Given instruction: Reproduce each line that includes the word "Layouts".
*** Working data
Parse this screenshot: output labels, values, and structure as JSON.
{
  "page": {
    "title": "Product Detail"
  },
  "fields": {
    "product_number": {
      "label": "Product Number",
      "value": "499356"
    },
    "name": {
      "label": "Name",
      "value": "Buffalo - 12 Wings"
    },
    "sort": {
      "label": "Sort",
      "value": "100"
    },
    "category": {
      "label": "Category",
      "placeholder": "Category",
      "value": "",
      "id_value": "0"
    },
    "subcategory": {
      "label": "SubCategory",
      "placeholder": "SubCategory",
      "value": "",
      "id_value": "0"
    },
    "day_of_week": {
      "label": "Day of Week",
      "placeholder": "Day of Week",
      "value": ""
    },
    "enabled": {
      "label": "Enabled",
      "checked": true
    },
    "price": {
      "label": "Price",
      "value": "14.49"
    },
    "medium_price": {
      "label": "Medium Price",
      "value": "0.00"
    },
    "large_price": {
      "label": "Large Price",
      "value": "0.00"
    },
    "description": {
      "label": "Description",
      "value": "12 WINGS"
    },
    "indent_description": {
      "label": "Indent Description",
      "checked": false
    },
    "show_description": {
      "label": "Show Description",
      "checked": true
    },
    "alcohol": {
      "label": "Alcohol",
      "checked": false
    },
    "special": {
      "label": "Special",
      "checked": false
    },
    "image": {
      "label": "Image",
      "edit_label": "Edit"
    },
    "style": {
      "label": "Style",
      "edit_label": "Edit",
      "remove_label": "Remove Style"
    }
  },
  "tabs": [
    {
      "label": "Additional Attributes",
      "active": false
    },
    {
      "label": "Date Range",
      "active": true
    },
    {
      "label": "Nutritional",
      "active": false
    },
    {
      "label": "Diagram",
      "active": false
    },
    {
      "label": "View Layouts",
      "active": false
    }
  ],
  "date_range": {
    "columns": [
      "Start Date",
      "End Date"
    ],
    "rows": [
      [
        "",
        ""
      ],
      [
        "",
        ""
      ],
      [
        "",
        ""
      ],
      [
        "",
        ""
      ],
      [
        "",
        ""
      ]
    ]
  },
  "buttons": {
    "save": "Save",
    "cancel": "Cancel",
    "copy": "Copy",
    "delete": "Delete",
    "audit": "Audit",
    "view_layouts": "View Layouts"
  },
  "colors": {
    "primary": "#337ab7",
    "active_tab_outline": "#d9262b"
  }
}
******
Correct output:
      "label": "View Layouts",
    "view_layouts": "View Layouts"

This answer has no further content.